- **Exercise details**
Each line that holds the word "this" is to be identified and copied.
++++++++
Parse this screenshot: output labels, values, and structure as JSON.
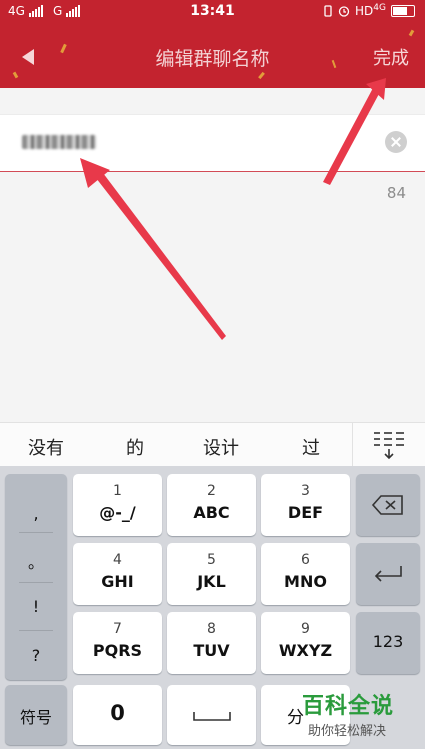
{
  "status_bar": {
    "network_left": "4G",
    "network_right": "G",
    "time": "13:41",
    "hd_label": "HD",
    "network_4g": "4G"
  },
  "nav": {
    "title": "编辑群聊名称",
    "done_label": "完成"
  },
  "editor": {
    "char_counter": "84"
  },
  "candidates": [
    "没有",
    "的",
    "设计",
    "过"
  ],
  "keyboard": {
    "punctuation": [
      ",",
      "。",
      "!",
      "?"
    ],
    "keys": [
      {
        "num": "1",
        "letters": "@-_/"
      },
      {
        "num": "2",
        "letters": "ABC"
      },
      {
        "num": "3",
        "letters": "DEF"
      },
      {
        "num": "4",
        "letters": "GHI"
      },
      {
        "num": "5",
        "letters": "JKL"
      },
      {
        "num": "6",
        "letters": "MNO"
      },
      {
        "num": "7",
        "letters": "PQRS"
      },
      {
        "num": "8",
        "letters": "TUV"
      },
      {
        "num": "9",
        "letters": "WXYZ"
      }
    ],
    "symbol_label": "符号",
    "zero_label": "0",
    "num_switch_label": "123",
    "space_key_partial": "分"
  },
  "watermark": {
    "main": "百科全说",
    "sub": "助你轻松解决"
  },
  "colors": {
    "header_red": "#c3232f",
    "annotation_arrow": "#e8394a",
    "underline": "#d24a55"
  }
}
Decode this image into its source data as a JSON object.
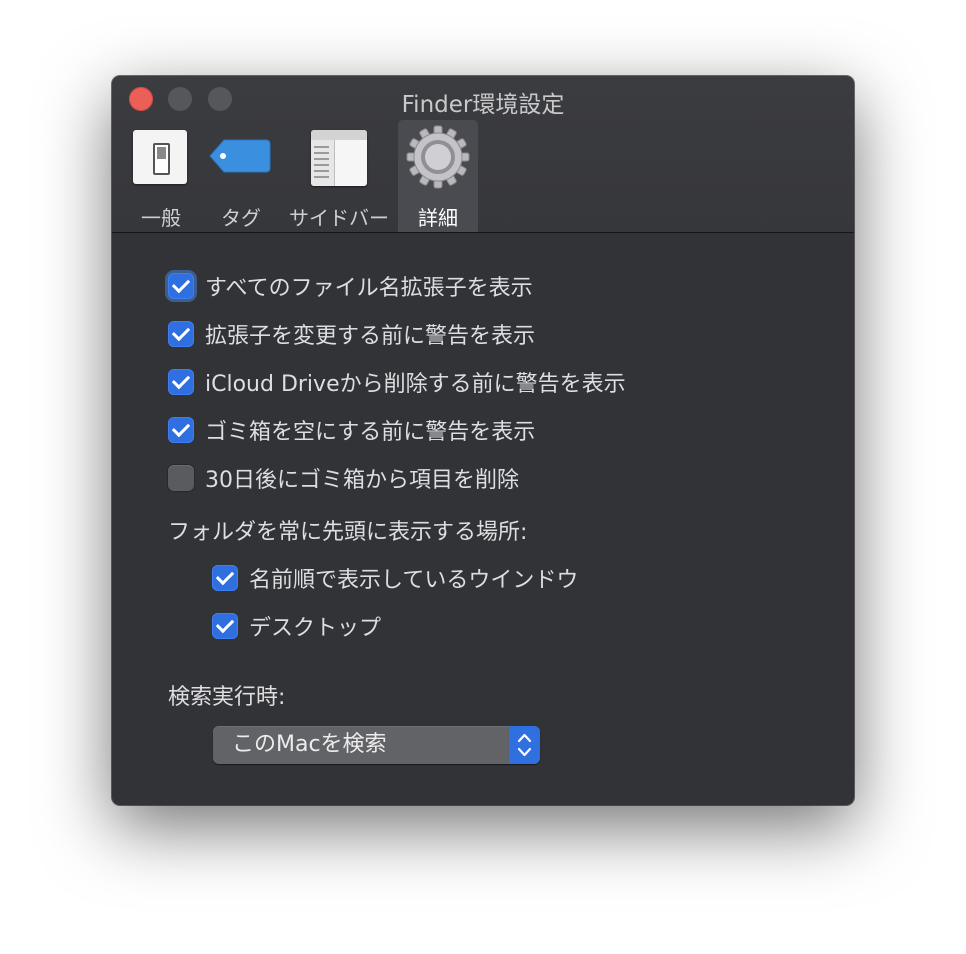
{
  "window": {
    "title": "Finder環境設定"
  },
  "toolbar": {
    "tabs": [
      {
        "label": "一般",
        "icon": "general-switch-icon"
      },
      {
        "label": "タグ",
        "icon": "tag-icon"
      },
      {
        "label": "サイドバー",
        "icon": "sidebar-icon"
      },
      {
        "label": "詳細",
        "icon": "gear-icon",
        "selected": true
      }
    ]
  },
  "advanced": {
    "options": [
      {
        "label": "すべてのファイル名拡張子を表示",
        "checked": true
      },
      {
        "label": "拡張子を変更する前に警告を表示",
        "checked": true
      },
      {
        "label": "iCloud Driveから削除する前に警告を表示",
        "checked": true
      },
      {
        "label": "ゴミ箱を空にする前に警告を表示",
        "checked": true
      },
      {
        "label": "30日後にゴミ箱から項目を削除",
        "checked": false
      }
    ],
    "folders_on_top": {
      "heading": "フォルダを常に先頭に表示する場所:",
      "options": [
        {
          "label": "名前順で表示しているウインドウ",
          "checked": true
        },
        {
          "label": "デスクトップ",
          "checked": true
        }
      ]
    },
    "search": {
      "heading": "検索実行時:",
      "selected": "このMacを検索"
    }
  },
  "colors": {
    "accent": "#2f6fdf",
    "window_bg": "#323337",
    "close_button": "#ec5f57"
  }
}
++++++++
- **The answer**
Parse this screenshot: output labels, values, and structure as JSON.
Decode this image into its source data as a JSON object.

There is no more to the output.